● **The data**:
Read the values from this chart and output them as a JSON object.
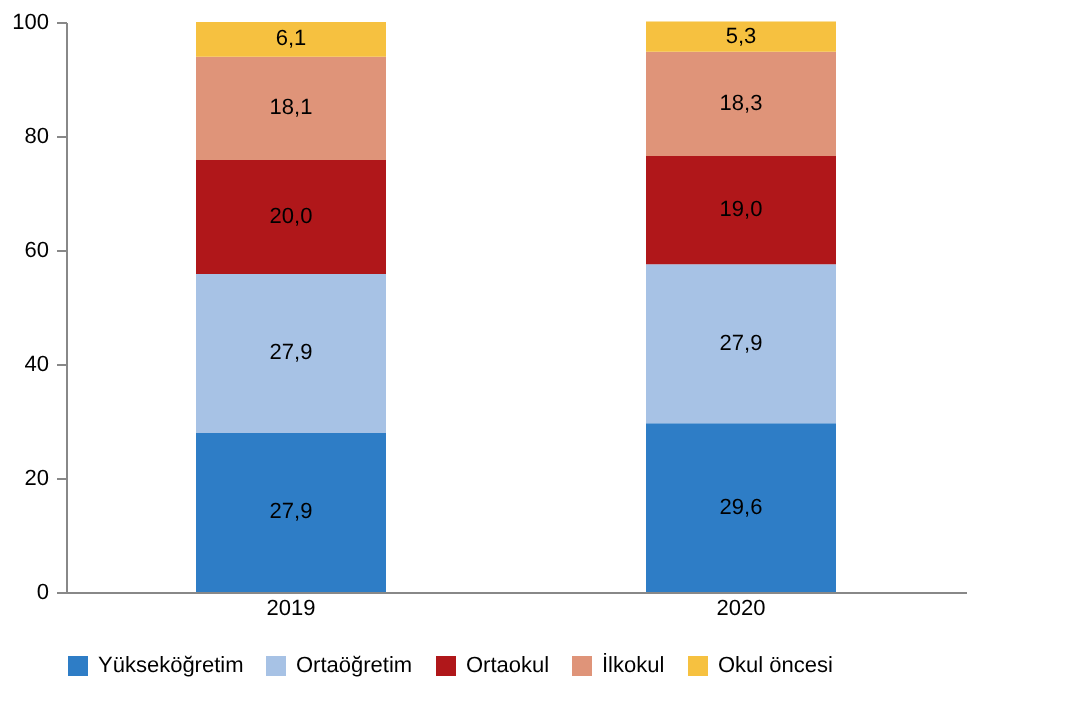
{
  "chart_data": {
    "type": "bar",
    "stacked": true,
    "categories": [
      "2019",
      "2020"
    ],
    "series": [
      {
        "name": "Yükseköğretim",
        "color": "#2e7dc6",
        "values": [
          27.9,
          29.6
        ],
        "value_labels": [
          "27,9",
          "29,6"
        ]
      },
      {
        "name": "Ortaöğretim",
        "color": "#a7c2e5",
        "values": [
          27.9,
          27.9
        ],
        "value_labels": [
          "27,9",
          "27,9"
        ]
      },
      {
        "name": "Ortaokul",
        "color": "#b0171a",
        "values": [
          20.0,
          19.0
        ],
        "value_labels": [
          "20,0",
          "19,0"
        ]
      },
      {
        "name": "İlkokul",
        "color": "#df9479",
        "values": [
          18.1,
          18.3
        ],
        "value_labels": [
          "18,1",
          "18,3"
        ]
      },
      {
        "name": "Okul öncesi",
        "color": "#f6c140",
        "values": [
          6.1,
          5.3
        ],
        "value_labels": [
          "6,1",
          "5,3"
        ]
      }
    ],
    "ylim": [
      0,
      100
    ],
    "yticks": [
      0,
      20,
      40,
      60,
      80,
      100
    ],
    "grid": false,
    "legend": "bottom"
  }
}
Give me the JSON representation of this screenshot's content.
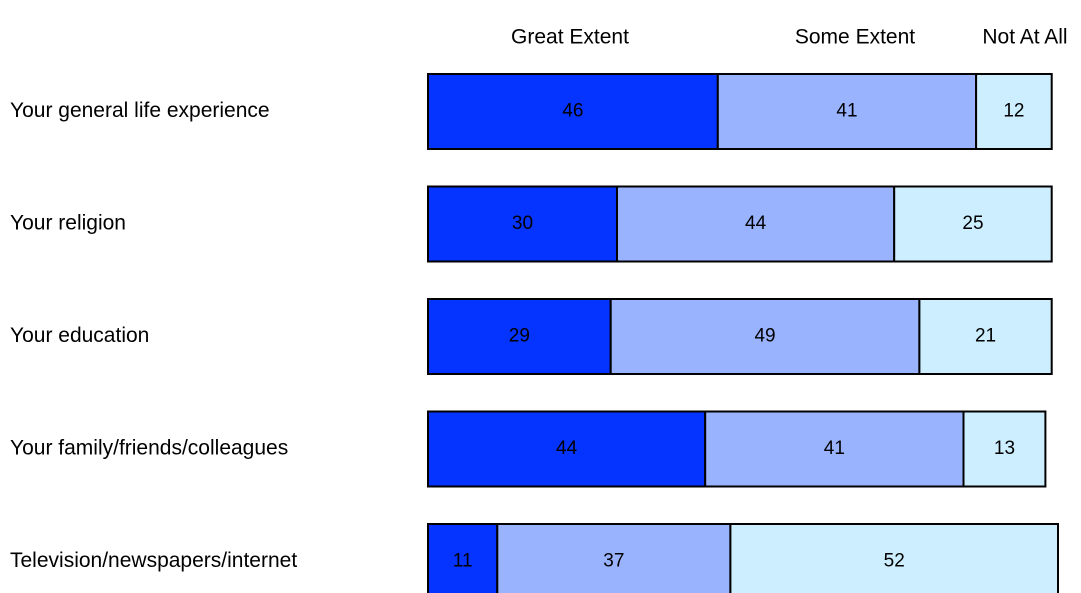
{
  "chart_data": {
    "type": "bar",
    "orientation": "horizontal",
    "stacked": true,
    "categories": [
      "Your general life experience",
      "Your religion",
      "Your education",
      "Your family/friends/colleagues",
      "Television/newspapers/internet"
    ],
    "series": [
      {
        "name": "Great Extent",
        "values": [
          46,
          30,
          29,
          44,
          11
        ],
        "color": "#0533ff"
      },
      {
        "name": "Some Extent",
        "values": [
          41,
          44,
          49,
          41,
          37
        ],
        "color": "#99b3ff"
      },
      {
        "name": "Not At All",
        "values": [
          12,
          25,
          21,
          13,
          52
        ],
        "color": "#cceeff"
      }
    ],
    "xlim": [
      0,
      100
    ],
    "grid": false,
    "legend_position": "top",
    "data_labels": true,
    "bar_edge_color": "#000000",
    "label_color": "#000000"
  }
}
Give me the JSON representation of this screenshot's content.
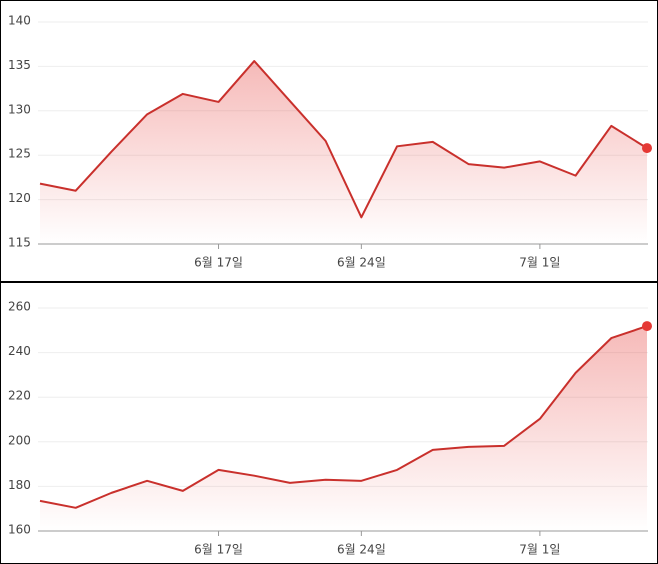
{
  "chart_data": [
    {
      "type": "line",
      "color": "#c9302c",
      "categories": [
        null,
        null,
        null,
        null,
        null,
        "6월 17일",
        null,
        null,
        null,
        "6월 24일",
        null,
        null,
        null,
        null,
        "7월 1일",
        null,
        null,
        null
      ],
      "values": [
        121.8,
        121.0,
        125.4,
        129.6,
        131.9,
        131.0,
        135.6,
        131.1,
        126.6,
        118.0,
        126.0,
        126.5,
        124.0,
        123.6,
        124.3,
        122.7,
        128.3,
        125.8
      ],
      "ylim": [
        115,
        140
      ],
      "yticks": [
        115,
        120,
        125,
        130,
        135,
        140
      ],
      "grid": true,
      "end_marker": true
    },
    {
      "type": "line",
      "color": "#c9302c",
      "categories": [
        null,
        null,
        null,
        null,
        null,
        "6월 17일",
        null,
        null,
        null,
        "6월 24일",
        null,
        null,
        null,
        null,
        "7월 1일",
        null,
        null,
        null
      ],
      "values": [
        173.5,
        170.4,
        177.1,
        182.5,
        178.0,
        187.4,
        184.8,
        181.6,
        183.0,
        182.5,
        187.4,
        196.4,
        197.7,
        198.2,
        210.3,
        230.9,
        246.5,
        251.9
      ],
      "ylim": [
        160,
        260
      ],
      "yticks": [
        160,
        180,
        200,
        220,
        240,
        260
      ],
      "grid": true,
      "end_marker": true
    }
  ]
}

● **Prompt**: The records above should be reproduced exactly, with no pictures included.

● **Output of the exercise**:
Read the values from this chart and output them as a JSON object.
{
  "chart_data": {
    "type": "bar",
    "stacked": true,
    "categories": [
      "2019",
      "2020"
    ],
    "series": [
      {
        "name": "Yükseköğretim",
        "color": "#2e7dc6",
        "values": [
          27.9,
          29.6
        ],
        "value_labels": [
          "27,9",
          "29,6"
        ]
      },
      {
        "name": "Ortaöğretim",
        "color": "#a7c2e5",
        "values": [
          27.9,
          27.9
        ],
        "value_labels": [
          "27,9",
          "27,9"
        ]
      },
      {
        "name": "Ortaokul",
        "color": "#b0171a",
        "values": [
          20.0,
          19.0
        ],
        "value_labels": [
          "20,0",
          "19,0"
        ]
      },
      {
        "name": "İlkokul",
        "color": "#df9479",
        "values": [
          18.1,
          18.3
        ],
        "value_labels": [
          "18,1",
          "18,3"
        ]
      },
      {
        "name": "Okul öncesi",
        "color": "#f6c140",
        "values": [
          6.1,
          5.3
        ],
        "value_labels": [
          "6,1",
          "5,3"
        ]
      }
    ],
    "ylim": [
      0,
      100
    ],
    "yticks": [
      0,
      20,
      40,
      60,
      80,
      100
    ],
    "grid": false,
    "legend": "bottom"
  }
}
Give me the JSON representation of this screenshot's content.
{
  "chart_data": {
    "type": "bar",
    "orientation": "horizontal",
    "stacked": true,
    "categories": [
      "Your general life experience",
      "Your religion",
      "Your education",
      "Your family/friends/colleagues",
      "Television/newspapers/internet"
    ],
    "series": [
      {
        "name": "Great Extent",
        "values": [
          46,
          30,
          29,
          44,
          11
        ],
        "color": "#0533ff"
      },
      {
        "name": "Some Extent",
        "values": [
          41,
          44,
          49,
          41,
          37
        ],
        "color": "#99b3ff"
      },
      {
        "name": "Not At All",
        "values": [
          12,
          25,
          21,
          13,
          52
        ],
        "color": "#cceeff"
      }
    ],
    "xlim": [
      0,
      100
    ],
    "grid": false,
    "legend_position": "top",
    "data_labels": true,
    "bar_edge_color": "#000000",
    "label_color": "#000000"
  }
}
Give me the JSON representation of this screenshot's content.
{
  "chart_data": [
    {
      "type": "line",
      "color": "#c9302c",
      "categories": [
        null,
        null,
        null,
        null,
        null,
        "6월 17일",
        null,
        null,
        null,
        "6월 24일",
        null,
        null,
        null,
        null,
        "7월 1일",
        null,
        null,
        null
      ],
      "values": [
        121.8,
        121.0,
        125.4,
        129.6,
        131.9,
        131.0,
        135.6,
        131.1,
        126.6,
        118.0,
        126.0,
        126.5,
        124.0,
        123.6,
        124.3,
        122.7,
        128.3,
        125.8
      ],
      "ylim": [
        115,
        140
      ],
      "yticks": [
        115,
        120,
        125,
        130,
        135,
        140
      ],
      "grid": true,
      "end_marker": true
    },
    {
      "type": "line",
      "color": "#c9302c",
      "categories": [
        null,
        null,
        null,
        null,
        null,
        "6월 17일",
        null,
        null,
        null,
        "6월 24일",
        null,
        null,
        null,
        null,
        "7월 1일",
        null,
        null,
        null
      ],
      "values": [
        173.5,
        170.4,
        177.1,
        182.5,
        178.0,
        187.4,
        184.8,
        181.6,
        183.0,
        182.5,
        187.4,
        196.4,
        197.7,
        198.2,
        210.3,
        230.9,
        246.5,
        251.9
      ],
      "ylim": [
        160,
        260
      ],
      "yticks": [
        160,
        180,
        200,
        220,
        240,
        260
      ],
      "grid": true,
      "end_marker": true
    }
  ]
}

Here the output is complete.